● Request: Go through the entries and transcribe each one exactly, dropping the pictures.

(Collected data)
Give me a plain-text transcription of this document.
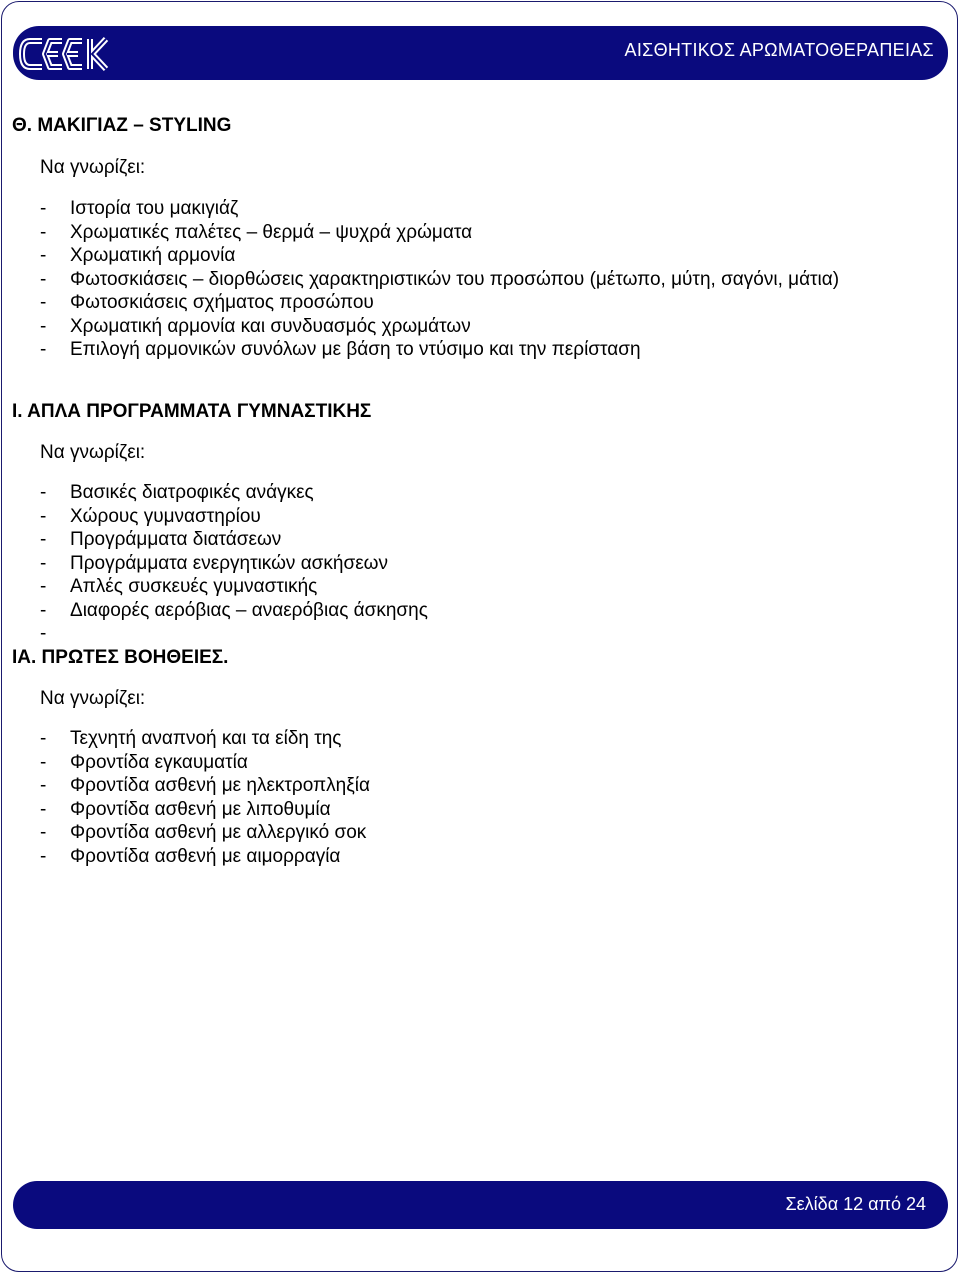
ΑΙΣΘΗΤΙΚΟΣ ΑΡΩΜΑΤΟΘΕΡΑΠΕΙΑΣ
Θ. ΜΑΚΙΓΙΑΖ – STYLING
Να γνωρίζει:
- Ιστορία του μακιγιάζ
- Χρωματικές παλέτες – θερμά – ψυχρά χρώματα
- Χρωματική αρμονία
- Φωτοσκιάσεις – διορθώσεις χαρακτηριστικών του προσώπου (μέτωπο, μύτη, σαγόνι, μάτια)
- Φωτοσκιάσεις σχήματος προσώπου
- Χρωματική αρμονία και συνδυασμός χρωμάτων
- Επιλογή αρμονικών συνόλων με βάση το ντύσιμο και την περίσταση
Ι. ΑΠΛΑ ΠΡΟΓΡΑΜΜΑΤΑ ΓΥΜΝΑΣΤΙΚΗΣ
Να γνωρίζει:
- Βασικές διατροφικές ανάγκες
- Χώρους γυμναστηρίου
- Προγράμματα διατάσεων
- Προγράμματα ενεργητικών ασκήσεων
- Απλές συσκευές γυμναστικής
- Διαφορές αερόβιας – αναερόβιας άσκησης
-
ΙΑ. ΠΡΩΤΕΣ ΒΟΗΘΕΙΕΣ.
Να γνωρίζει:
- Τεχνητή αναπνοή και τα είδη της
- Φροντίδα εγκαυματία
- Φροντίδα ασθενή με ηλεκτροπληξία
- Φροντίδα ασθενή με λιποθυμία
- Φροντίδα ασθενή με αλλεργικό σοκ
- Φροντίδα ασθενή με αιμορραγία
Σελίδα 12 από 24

● Result:
Give me a plain-text transcription of this document.
ΑΙΣΘΗΤΙΚΟΣ ΑΡΩΜΑΤΟΘΕΡΑΠΕΙΑΣ
Θ. ΜΑΚΙΓΙΑΖ – STYLING
Να γνωρίζει:
- Ιστορία του μακιγιάζ
- Χρωματικές παλέτες – θερμά – ψυχρά χρώματα
- Χρωματική αρμονία
- Φωτοσκιάσεις – διορθώσεις χαρακτηριστικών του προσώπου (μέτωπο, μύτη, σαγόνι, μάτια)
- Φωτοσκιάσεις σχήματος προσώπου
- Χρωματική αρμονία και συνδυασμός χρωμάτων
- Επιλογή αρμονικών συνόλων με βάση το ντύσιμο και την περίσταση
Ι. ΑΠΛΑ ΠΡΟΓΡΑΜΜΑΤΑ ΓΥΜΝΑΣΤΙΚΗΣ
Να γνωρίζει:
- Βασικές διατροφικές ανάγκες
- Χώρους γυμναστηρίου
- Προγράμματα διατάσεων
- Προγράμματα ενεργητικών ασκήσεων
- Απλές συσκευές γυμναστικής
- Διαφορές αερόβιας – αναερόβιας άσκησης
-
ΙΑ. ΠΡΩΤΕΣ ΒΟΗΘΕΙΕΣ.
Να γνωρίζει:
- Τεχνητή αναπνοή και τα είδη της
- Φροντίδα εγκαυματία
- Φροντίδα ασθενή με ηλεκτροπληξία
- Φροντίδα ασθενή με λιποθυμία
- Φροντίδα ασθενή με αλλεργικό σοκ
- Φροντίδα ασθενή με αιμορραγία
Σελίδα 12 από 24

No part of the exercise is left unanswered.